Copy every line in which the string "Dashboard" occurs.

========================================

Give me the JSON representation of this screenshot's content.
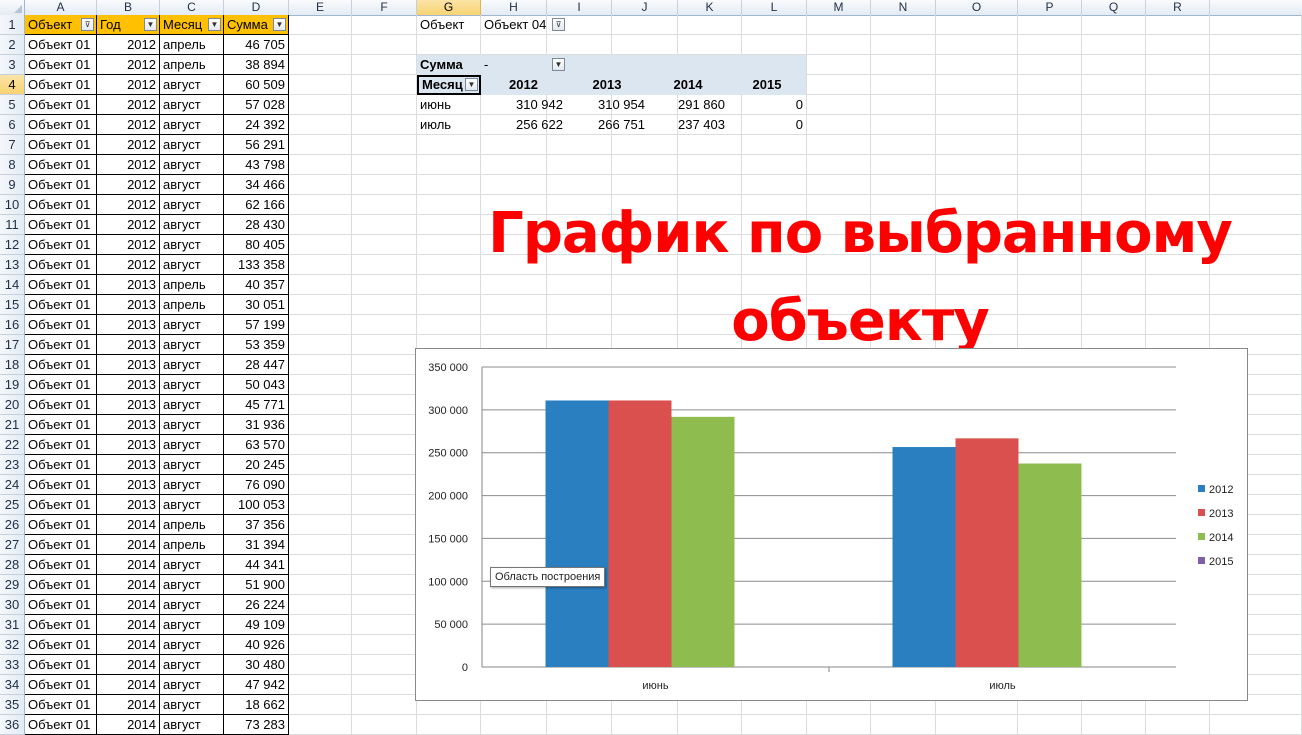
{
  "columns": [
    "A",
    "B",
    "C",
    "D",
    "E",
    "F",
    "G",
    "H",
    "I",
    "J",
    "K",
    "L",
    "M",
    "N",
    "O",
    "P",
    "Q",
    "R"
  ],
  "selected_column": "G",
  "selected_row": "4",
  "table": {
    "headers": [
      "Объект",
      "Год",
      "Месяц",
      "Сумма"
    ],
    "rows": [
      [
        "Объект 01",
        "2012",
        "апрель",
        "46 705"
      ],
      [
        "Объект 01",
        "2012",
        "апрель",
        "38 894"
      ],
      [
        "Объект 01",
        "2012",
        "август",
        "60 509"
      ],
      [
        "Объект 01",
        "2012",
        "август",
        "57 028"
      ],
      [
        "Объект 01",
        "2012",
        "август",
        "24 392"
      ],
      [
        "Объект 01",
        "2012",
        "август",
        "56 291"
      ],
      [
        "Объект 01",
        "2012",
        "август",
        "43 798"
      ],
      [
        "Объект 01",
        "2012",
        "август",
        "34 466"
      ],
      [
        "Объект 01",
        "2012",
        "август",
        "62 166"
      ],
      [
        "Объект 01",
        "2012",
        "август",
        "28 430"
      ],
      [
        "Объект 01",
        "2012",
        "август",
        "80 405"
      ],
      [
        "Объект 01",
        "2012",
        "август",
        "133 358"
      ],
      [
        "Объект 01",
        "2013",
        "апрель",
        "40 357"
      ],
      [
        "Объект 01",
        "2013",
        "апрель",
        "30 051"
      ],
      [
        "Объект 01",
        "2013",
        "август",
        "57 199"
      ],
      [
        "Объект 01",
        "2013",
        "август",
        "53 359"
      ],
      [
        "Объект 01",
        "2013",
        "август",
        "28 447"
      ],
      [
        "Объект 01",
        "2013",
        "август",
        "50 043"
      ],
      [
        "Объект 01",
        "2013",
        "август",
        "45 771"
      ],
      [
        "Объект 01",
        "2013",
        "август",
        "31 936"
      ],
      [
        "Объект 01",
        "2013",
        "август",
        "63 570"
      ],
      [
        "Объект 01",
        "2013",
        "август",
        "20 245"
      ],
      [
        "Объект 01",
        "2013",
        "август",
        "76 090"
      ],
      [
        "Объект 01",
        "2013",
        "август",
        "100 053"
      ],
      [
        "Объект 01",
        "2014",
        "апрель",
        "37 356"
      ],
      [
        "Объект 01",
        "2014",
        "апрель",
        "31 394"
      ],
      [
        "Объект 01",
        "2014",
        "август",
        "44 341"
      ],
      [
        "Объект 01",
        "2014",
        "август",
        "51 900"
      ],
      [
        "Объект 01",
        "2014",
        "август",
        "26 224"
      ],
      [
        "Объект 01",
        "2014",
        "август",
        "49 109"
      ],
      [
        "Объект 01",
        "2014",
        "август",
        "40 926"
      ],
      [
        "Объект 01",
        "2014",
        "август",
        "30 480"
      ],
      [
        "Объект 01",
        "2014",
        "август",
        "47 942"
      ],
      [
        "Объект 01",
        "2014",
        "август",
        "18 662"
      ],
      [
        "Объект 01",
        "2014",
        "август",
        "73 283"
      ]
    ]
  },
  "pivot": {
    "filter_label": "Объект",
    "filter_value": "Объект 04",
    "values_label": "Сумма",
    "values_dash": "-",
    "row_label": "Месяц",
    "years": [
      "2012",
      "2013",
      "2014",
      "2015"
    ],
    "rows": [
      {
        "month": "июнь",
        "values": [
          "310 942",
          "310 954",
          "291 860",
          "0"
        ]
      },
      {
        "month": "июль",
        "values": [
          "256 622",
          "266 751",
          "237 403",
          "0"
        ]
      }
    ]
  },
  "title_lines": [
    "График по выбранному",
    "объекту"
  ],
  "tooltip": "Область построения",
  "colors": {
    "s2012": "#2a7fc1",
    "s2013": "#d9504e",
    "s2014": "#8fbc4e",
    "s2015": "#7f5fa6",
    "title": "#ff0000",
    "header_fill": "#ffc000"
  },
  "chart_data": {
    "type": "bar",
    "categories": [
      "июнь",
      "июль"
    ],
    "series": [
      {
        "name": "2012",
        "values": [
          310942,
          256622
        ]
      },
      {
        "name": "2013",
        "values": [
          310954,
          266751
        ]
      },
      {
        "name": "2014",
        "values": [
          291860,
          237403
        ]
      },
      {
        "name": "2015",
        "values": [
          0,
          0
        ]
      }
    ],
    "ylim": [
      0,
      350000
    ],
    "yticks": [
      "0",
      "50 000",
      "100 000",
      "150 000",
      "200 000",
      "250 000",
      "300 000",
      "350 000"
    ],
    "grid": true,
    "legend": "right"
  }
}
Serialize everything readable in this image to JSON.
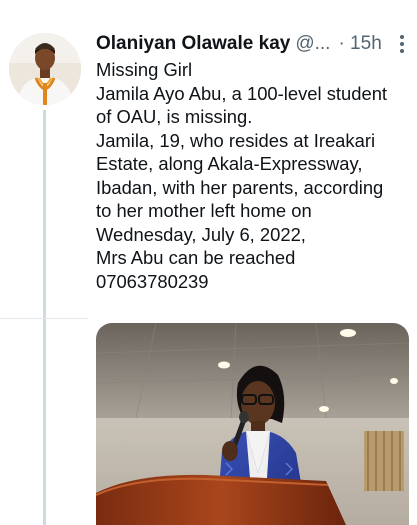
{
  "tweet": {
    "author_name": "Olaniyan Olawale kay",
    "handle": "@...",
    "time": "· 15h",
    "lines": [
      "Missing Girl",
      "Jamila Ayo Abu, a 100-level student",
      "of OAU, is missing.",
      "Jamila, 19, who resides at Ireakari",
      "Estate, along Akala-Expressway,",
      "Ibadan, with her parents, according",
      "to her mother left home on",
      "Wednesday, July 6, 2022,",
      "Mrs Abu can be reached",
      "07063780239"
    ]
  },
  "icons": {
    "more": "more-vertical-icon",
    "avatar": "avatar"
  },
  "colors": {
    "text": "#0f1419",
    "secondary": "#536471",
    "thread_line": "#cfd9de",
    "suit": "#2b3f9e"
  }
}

========================================

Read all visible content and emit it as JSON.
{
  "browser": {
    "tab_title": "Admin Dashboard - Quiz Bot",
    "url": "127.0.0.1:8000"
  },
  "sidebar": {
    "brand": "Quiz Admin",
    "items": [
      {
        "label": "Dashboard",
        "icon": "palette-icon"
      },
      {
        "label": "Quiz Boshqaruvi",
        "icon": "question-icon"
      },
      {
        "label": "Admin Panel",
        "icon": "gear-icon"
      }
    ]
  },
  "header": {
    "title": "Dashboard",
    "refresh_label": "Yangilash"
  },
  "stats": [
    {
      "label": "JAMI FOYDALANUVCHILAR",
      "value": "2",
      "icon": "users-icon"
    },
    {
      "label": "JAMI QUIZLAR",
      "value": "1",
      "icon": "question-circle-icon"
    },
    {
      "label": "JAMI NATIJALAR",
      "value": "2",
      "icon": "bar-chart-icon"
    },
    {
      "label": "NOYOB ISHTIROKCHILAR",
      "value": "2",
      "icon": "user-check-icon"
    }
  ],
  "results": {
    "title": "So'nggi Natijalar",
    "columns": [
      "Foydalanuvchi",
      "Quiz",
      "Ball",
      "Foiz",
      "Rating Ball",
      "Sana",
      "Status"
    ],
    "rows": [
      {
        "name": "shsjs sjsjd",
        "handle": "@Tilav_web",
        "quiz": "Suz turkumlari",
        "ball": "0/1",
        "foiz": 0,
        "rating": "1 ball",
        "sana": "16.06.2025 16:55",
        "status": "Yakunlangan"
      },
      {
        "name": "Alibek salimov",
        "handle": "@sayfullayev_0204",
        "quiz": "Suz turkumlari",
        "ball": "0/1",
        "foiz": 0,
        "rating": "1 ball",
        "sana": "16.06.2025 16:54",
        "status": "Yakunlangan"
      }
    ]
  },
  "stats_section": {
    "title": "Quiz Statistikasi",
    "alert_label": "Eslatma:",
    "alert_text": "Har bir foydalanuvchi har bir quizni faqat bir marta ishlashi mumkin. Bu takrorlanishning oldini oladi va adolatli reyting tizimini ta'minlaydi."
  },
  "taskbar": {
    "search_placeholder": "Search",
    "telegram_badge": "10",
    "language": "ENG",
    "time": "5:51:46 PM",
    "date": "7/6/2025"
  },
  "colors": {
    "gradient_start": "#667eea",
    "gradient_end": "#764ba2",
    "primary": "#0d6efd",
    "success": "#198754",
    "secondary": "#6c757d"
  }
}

========================================

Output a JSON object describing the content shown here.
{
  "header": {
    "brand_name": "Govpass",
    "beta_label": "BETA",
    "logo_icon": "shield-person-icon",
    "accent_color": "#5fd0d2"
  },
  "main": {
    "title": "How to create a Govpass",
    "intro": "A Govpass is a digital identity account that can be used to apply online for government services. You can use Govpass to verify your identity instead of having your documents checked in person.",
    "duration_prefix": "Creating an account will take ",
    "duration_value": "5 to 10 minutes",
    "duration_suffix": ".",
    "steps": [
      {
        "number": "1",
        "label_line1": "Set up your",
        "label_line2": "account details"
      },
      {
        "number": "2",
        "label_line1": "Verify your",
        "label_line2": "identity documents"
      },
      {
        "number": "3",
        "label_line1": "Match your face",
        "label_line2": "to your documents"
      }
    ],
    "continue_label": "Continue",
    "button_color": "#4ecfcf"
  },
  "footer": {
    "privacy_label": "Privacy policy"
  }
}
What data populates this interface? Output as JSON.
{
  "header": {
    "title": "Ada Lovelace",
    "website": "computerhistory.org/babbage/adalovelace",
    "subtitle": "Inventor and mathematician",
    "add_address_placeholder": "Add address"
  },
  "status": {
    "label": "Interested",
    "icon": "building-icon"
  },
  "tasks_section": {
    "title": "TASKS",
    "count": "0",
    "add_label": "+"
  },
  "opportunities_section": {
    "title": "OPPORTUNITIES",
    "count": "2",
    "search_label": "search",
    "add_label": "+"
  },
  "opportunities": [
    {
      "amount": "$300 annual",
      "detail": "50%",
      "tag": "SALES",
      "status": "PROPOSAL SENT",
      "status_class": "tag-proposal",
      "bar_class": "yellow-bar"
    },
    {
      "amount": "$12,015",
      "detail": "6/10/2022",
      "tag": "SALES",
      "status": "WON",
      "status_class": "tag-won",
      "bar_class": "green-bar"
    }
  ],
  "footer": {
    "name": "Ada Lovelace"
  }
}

========================================

→ Solution
    "tab_title": "Admin Dashboard - Quiz Bot",
        "label": "Dashboard",
    "title": "Dashboard",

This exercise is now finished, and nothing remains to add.